Figure content listings
= = = = = = =

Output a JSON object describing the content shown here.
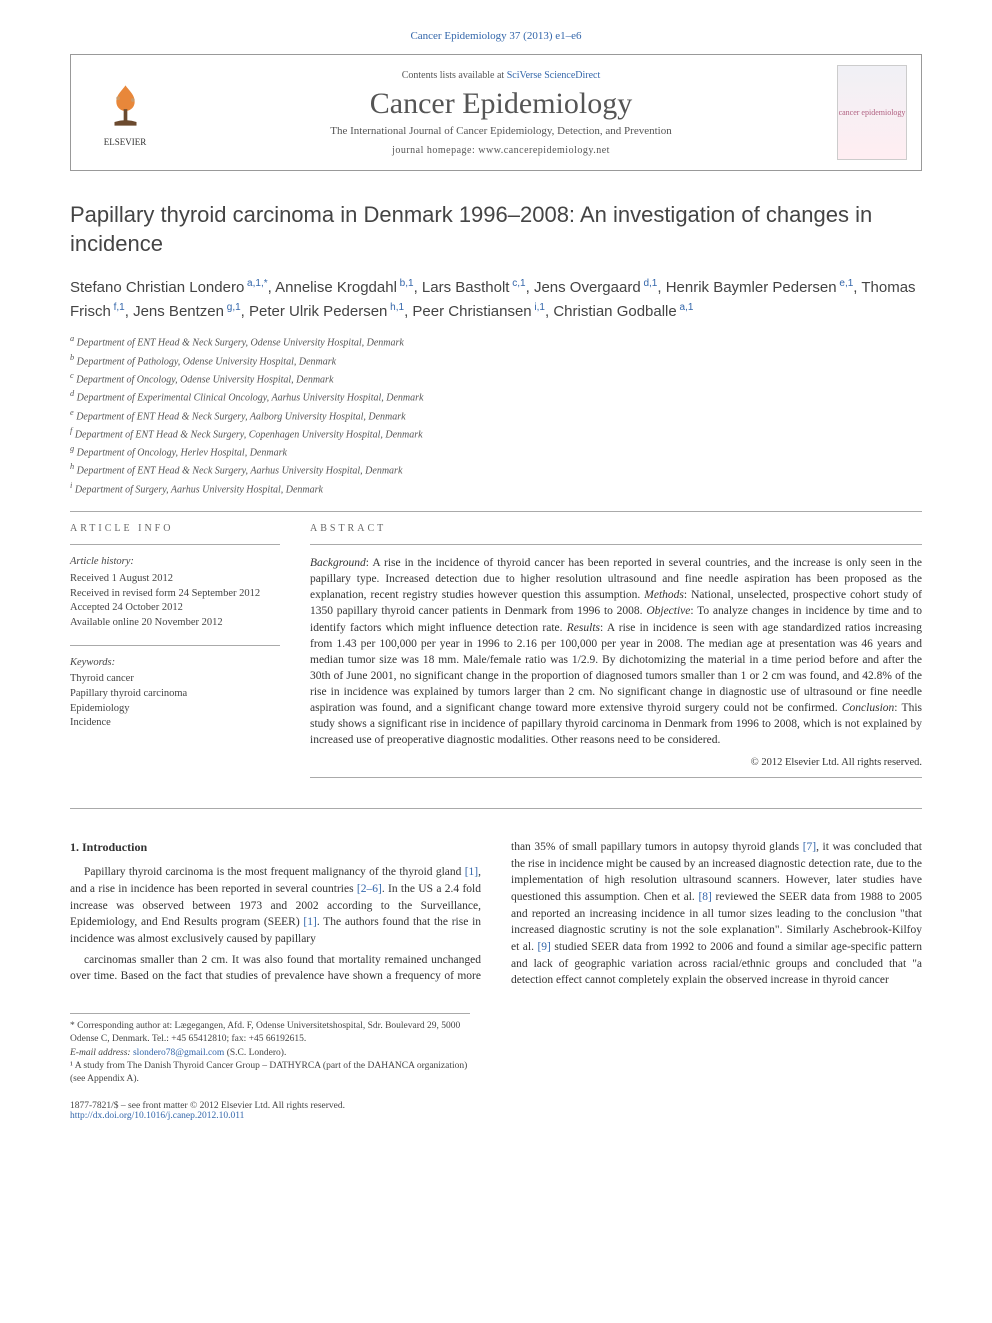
{
  "header_small": "Cancer Epidemiology 37 (2013) e1–e6",
  "masthead": {
    "contents_prefix": "Contents lists available at ",
    "contents_link": "SciVerse ScienceDirect",
    "journal": "Cancer Epidemiology",
    "subtitle": "The International Journal of Cancer Epidemiology, Detection, and Prevention",
    "homepage_prefix": "journal homepage: ",
    "homepage": "www.cancerepidemiology.net",
    "publisher": "ELSEVIER",
    "cover_text": "cancer epidemiology"
  },
  "title": "Papillary thyroid carcinoma in Denmark 1996–2008: An investigation of changes in incidence",
  "authors_html": "Stefano Christian Londero<sup> a,1,*</sup>, Annelise Krogdahl<sup> b,1</sup>, Lars Bastholt<sup> c,1</sup>, Jens Overgaard<sup> d,1</sup>, Henrik Baymler Pedersen<sup> e,1</sup>, Thomas Frisch<sup> f,1</sup>, Jens Bentzen<sup> g,1</sup>, Peter Ulrik Pedersen<sup> h,1</sup>, Peer Christiansen<sup> i,1</sup>, Christian Godballe<sup> a,1</sup>",
  "affiliations": [
    {
      "key": "a",
      "text": "Department of ENT Head & Neck Surgery, Odense University Hospital, Denmark"
    },
    {
      "key": "b",
      "text": "Department of Pathology, Odense University Hospital, Denmark"
    },
    {
      "key": "c",
      "text": "Department of Oncology, Odense University Hospital, Denmark"
    },
    {
      "key": "d",
      "text": "Department of Experimental Clinical Oncology, Aarhus University Hospital, Denmark"
    },
    {
      "key": "e",
      "text": "Department of ENT Head & Neck Surgery, Aalborg University Hospital, Denmark"
    },
    {
      "key": "f",
      "text": "Department of ENT Head & Neck Surgery, Copenhagen University Hospital, Denmark"
    },
    {
      "key": "g",
      "text": "Department of Oncology, Herlev Hospital, Denmark"
    },
    {
      "key": "h",
      "text": "Department of ENT Head & Neck Surgery, Aarhus University Hospital, Denmark"
    },
    {
      "key": "i",
      "text": "Department of Surgery, Aarhus University Hospital, Denmark"
    }
  ],
  "article_info": {
    "heading": "ARTICLE INFO",
    "history_label": "Article history:",
    "history": [
      "Received 1 August 2012",
      "Received in revised form 24 September 2012",
      "Accepted 24 October 2012",
      "Available online 20 November 2012"
    ],
    "keywords_label": "Keywords:",
    "keywords": [
      "Thyroid cancer",
      "Papillary thyroid carcinoma",
      "Epidemiology",
      "Incidence"
    ]
  },
  "abstract": {
    "heading": "ABSTRACT",
    "text": "Background: A rise in the incidence of thyroid cancer has been reported in several countries, and the increase is only seen in the papillary type. Increased detection due to higher resolution ultrasound and fine needle aspiration has been proposed as the explanation, recent registry studies however question this assumption. Methods: National, unselected, prospective cohort study of 1350 papillary thyroid cancer patients in Denmark from 1996 to 2008. Objective: To analyze changes in incidence by time and to identify factors which might influence detection rate. Results: A rise in incidence is seen with age standardized ratios increasing from 1.43 per 100,000 per year in 1996 to 2.16 per 100,000 per year in 2008. The median age at presentation was 46 years and median tumor size was 18 mm. Male/female ratio was 1/2.9. By dichotomizing the material in a time period before and after the 30th of June 2001, no significant change in the proportion of diagnosed tumors smaller than 1 or 2 cm was found, and 42.8% of the rise in incidence was explained by tumors larger than 2 cm. No significant change in diagnostic use of ultrasound or fine needle aspiration was found, and a significant change toward more extensive thyroid surgery could not be confirmed. Conclusion: This study shows a significant rise in incidence of papillary thyroid carcinoma in Denmark from 1996 to 2008, which is not explained by increased use of preoperative diagnostic modalities. Other reasons need to be considered.",
    "copyright": "© 2012 Elsevier Ltd. All rights reserved."
  },
  "intro": {
    "heading": "1. Introduction",
    "p1": "Papillary thyroid carcinoma is the most frequent malignancy of the thyroid gland [1], and a rise in incidence has been reported in several countries [2–6]. In the US a 2.4 fold increase was observed between 1973 and 2002 according to the Surveillance, Epidemiology, and End Results program (SEER) [1]. The authors found that the rise in incidence was almost exclusively caused by papillary",
    "p2": "carcinomas smaller than 2 cm. It was also found that mortality remained unchanged over time. Based on the fact that studies of prevalence have shown a frequency of more than 35% of small papillary tumors in autopsy thyroid glands [7], it was concluded that the rise in incidence might be caused by an increased diagnostic detection rate, due to the implementation of high resolution ultrasound scanners. However, later studies have questioned this assumption. Chen et al. [8] reviewed the SEER data from 1988 to 2005 and reported an increasing incidence in all tumor sizes leading to the conclusion \"that increased diagnostic scrutiny is not the sole explanation\". Similarly Aschebrook-Kilfoy et al. [9] studied SEER data from 1992 to 2006 and found a similar age-specific pattern and lack of geographic variation across racial/ethnic groups and concluded that \"a detection effect cannot completely explain the observed increase in thyroid cancer"
  },
  "footnotes": {
    "corresponding": "* Corresponding author at: Lægegangen, Afd. F, Odense Universitetshospital, Sdr. Boulevard 29, 5000 Odense C, Denmark. Tel.: +45 65412810; fax: +45 66192615.",
    "email_label": "E-mail address: ",
    "email": "slondero78@gmail.com",
    "email_suffix": " (S.C. Londero).",
    "note1": "¹ A study from The Danish Thyroid Cancer Group – DATHYRCA (part of the DAHANCA organization) (see Appendix A)."
  },
  "footer": {
    "issn": "1877-7821/$ – see front matter © 2012 Elsevier Ltd. All rights reserved.",
    "doi": "http://dx.doi.org/10.1016/j.canep.2012.10.011"
  },
  "colors": {
    "link": "#3366aa",
    "text": "#333333",
    "muted": "#555555",
    "border": "#999999"
  }
}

= = = = = = =

• **Required work**
What number of lines in the records hold "heading"? Reply with that number alone.

• **Solution to the problem**
3